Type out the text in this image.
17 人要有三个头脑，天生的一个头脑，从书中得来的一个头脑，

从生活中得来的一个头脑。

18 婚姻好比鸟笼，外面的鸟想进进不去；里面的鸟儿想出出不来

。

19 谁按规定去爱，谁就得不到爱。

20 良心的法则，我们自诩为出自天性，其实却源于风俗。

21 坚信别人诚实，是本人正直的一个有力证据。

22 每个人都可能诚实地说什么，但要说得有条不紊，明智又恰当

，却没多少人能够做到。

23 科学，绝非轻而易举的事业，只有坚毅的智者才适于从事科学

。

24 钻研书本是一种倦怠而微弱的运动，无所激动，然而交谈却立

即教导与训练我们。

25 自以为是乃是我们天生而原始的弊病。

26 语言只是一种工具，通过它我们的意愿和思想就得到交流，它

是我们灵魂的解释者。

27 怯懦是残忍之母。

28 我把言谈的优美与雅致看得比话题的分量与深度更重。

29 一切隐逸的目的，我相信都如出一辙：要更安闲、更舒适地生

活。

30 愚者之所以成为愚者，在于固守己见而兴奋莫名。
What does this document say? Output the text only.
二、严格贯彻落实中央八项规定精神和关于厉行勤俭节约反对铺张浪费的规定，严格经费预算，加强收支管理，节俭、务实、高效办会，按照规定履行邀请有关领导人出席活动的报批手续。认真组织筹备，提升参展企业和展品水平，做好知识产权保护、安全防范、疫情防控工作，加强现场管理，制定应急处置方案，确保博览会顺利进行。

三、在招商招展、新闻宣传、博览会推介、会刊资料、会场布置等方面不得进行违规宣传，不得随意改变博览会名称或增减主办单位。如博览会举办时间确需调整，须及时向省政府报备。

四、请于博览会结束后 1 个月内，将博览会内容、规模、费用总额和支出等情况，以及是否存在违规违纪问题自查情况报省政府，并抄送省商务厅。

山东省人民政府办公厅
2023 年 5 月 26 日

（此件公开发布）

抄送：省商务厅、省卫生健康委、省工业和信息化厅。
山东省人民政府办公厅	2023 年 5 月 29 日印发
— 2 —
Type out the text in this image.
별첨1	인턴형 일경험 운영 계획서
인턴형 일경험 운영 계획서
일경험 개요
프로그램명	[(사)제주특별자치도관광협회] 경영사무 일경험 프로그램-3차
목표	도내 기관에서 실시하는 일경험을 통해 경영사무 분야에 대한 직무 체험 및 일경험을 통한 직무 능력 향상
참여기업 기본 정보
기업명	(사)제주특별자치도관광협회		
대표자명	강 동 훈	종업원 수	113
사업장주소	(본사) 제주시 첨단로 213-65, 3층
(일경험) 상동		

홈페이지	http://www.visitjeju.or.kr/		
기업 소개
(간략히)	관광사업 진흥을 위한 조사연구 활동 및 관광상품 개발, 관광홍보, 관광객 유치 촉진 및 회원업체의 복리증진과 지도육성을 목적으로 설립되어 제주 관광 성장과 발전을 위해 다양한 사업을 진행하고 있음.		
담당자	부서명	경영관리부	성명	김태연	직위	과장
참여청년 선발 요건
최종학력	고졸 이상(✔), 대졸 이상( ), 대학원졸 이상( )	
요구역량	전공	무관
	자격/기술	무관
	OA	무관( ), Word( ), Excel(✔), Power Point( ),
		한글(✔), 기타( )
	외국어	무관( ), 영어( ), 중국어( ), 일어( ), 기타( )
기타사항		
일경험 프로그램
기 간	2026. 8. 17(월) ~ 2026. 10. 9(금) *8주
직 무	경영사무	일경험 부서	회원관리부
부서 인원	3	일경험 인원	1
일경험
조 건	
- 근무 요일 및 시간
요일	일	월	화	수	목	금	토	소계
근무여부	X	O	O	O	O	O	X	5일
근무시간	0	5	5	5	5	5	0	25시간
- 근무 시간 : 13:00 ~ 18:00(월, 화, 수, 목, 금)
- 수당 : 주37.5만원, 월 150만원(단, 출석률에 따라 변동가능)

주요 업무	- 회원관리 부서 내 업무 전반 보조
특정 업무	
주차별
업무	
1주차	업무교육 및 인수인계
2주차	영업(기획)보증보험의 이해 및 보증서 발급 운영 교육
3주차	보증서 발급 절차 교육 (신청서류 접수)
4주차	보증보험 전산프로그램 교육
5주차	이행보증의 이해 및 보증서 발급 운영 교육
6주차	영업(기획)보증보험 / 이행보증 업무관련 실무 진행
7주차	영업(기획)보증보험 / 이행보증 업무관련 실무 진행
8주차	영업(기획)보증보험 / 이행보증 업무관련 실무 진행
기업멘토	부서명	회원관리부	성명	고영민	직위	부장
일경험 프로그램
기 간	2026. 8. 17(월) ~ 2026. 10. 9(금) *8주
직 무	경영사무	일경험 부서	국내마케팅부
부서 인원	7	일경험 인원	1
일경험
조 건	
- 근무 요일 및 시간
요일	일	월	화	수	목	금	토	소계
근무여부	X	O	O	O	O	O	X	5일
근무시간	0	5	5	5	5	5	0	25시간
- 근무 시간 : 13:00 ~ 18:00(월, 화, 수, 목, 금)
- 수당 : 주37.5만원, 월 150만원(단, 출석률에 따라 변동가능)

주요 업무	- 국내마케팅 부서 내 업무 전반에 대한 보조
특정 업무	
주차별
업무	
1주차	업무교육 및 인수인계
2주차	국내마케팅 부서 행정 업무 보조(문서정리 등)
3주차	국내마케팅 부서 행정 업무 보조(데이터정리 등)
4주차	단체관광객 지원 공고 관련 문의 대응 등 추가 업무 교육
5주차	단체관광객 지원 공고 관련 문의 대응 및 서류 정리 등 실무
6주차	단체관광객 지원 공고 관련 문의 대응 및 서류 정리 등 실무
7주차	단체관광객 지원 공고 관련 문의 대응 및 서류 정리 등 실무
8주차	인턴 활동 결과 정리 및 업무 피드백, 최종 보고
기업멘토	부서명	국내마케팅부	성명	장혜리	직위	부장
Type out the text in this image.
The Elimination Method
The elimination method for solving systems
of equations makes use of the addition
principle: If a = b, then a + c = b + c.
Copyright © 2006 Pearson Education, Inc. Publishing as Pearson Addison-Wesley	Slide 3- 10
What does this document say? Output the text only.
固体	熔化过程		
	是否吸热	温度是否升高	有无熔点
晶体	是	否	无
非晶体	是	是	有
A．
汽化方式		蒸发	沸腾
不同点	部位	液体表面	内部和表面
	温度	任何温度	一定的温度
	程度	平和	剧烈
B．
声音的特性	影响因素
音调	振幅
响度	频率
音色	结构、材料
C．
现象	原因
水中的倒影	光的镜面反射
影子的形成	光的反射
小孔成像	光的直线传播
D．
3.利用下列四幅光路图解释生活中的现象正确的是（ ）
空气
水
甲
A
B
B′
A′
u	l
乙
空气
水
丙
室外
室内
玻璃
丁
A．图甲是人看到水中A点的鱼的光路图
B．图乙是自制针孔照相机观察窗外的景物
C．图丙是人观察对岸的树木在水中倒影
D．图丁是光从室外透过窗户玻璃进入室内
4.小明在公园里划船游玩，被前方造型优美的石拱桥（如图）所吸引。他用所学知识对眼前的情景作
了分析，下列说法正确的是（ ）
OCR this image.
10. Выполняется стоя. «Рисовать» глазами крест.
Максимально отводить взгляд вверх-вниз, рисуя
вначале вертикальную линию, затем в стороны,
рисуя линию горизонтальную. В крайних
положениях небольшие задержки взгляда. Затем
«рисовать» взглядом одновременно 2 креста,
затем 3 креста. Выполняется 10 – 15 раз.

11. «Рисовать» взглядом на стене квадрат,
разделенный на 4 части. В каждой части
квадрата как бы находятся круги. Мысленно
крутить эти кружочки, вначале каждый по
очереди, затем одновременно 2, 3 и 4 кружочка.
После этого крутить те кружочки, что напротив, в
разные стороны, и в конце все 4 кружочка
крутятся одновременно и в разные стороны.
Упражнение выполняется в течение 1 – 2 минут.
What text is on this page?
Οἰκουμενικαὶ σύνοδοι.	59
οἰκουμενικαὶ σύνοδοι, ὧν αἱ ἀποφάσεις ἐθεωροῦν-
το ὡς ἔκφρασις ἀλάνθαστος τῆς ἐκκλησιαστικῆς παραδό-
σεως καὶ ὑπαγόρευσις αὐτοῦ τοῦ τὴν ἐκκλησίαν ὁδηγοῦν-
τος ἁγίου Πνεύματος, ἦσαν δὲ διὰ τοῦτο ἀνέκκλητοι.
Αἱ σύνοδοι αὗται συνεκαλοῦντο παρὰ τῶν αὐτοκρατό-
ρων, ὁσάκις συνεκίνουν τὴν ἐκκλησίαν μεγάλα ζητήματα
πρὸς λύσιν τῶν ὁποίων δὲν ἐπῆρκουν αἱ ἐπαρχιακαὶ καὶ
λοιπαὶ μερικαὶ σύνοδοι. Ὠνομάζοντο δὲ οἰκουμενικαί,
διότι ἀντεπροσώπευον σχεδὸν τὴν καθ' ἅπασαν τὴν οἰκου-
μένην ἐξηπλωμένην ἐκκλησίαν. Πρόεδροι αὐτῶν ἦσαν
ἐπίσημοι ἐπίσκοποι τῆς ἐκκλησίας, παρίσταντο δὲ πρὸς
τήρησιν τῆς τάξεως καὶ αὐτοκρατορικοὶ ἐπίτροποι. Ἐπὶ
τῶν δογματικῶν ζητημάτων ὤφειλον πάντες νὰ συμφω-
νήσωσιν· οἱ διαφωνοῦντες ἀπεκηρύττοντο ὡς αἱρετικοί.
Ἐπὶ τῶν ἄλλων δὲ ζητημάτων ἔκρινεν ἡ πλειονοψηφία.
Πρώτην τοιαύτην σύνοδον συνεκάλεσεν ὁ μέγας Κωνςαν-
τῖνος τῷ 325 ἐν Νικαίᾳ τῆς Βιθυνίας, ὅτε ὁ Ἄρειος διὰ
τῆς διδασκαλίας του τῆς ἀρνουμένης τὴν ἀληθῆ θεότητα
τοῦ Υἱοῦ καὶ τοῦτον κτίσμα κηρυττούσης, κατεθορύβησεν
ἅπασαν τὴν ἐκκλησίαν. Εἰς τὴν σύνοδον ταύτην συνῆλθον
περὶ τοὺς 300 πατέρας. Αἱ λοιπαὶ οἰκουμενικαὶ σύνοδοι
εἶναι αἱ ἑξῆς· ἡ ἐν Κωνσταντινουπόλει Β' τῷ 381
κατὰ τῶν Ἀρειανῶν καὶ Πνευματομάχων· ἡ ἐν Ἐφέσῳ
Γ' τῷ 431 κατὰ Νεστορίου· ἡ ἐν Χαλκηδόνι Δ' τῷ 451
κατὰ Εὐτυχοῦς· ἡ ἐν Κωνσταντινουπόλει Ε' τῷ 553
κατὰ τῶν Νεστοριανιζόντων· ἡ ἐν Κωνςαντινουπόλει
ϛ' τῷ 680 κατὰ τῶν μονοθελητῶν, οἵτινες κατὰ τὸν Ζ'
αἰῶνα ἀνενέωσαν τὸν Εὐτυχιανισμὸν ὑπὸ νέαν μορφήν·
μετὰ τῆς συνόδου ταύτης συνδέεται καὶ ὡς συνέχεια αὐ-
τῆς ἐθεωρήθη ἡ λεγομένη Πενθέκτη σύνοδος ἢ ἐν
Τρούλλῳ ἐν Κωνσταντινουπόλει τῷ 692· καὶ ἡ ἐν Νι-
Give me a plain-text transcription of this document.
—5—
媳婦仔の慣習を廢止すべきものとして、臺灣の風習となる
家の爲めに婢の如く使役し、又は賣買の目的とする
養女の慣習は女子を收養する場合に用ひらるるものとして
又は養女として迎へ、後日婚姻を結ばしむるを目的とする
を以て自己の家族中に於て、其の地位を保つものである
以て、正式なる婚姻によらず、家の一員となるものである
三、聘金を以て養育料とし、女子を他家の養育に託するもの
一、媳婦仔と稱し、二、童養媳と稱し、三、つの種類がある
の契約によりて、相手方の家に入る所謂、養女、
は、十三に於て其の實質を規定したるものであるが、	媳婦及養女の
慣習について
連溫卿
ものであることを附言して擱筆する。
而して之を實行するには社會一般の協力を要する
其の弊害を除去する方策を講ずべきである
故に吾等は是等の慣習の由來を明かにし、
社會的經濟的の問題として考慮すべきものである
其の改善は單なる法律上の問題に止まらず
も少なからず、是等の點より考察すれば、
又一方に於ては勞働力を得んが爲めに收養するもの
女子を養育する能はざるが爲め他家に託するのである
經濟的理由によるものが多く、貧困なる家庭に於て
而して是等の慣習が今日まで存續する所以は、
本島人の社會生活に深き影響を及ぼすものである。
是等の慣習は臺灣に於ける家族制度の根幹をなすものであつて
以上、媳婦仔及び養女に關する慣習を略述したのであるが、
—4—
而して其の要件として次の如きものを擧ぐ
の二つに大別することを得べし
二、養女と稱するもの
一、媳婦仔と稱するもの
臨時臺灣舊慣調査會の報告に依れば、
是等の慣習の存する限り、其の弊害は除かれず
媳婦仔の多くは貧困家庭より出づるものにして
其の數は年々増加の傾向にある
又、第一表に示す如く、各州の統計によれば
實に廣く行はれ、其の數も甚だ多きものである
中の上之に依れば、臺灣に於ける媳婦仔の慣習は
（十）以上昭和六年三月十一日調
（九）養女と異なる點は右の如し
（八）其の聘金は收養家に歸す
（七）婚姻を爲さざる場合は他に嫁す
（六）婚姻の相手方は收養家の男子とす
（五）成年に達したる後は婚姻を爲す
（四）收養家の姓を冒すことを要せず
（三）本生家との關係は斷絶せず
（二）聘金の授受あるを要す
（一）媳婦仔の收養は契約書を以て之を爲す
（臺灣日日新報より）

> [What to work on]
Set down nothing but the lines from the one with "Give me a plain-text" through the end of the records, keeping each line exactly as written and including both ends.

> [Output]
Give me a plain-text transcription of this document.
—5—
媳婦仔の慣習を廢止すべきものとして、臺灣の風習となる
家の爲めに婢の如く使役し、又は賣買の目的とする
養女の慣習は女子を收養する場合に用ひらるるものとして
又は養女として迎へ、後日婚姻を結ばしむるを目的とする
を以て自己の家族中に於て、其の地位を保つものである
以て、正式なる婚姻によらず、家の一員となるものである
三、聘金を以て養育料とし、女子を他家の養育に託するもの
一、媳婦仔と稱し、二、童養媳と稱し、三、つの種類がある
の契約によりて、相手方の家に入る所謂、養女、
は、十三に於て其の實質を規定したるものであるが、	媳婦及養女の
慣習について
連溫卿
ものであることを附言して擱筆する。
而して之を實行するには社會一般の協力を要する
其の弊害を除去する方策を講ずべきである
故に吾等は是等の慣習の由來を明かにし、
社會的經濟的の問題として考慮すべきものである
其の改善は單なる法律上の問題に止まらず
も少なからず、是等の點より考察すれば、
又一方に於ては勞働力を得んが爲めに收養するもの
女子を養育する能はざるが爲め他家に託するのである
經濟的理由によるものが多く、貧困なる家庭に於て
而して是等の慣習が今日まで存續する所以は、
本島人の社會生活に深き影響を及ぼすものである。
是等の慣習は臺灣に於ける家族制度の根幹をなすものであつて
以上、媳婦仔及び養女に關する慣習を略述したのであるが、
—4—
而して其の要件として次の如きものを擧ぐ
の二つに大別することを得べし
二、養女と稱するもの
一、媳婦仔と稱するもの
臨時臺灣舊慣調査會の報告に依れば、
是等の慣習の存する限り、其の弊害は除かれず
媳婦仔の多くは貧困家庭より出づるものにして
其の數は年々増加の傾向にある
又、第一表に示す如く、各州の統計によれば
實に廣く行はれ、其の數も甚だ多きものである
中の上之に依れば、臺灣に於ける媳婦仔の慣習は
（十）以上昭和六年三月十一日調
（九）養女と異なる點は右の如し
（八）其の聘金は收養家に歸す
（七）婚姻を爲さざる場合は他に嫁す
（六）婚姻の相手方は收養家の男子とす
（五）成年に達したる後は婚姻を爲す
（四）收養家の姓を冒すことを要せず
（三）本生家との關係は斷絶せず
（二）聘金の授受あるを要す
（一）媳婦仔の收養は契約書を以て之を爲す
（臺灣日日新報より）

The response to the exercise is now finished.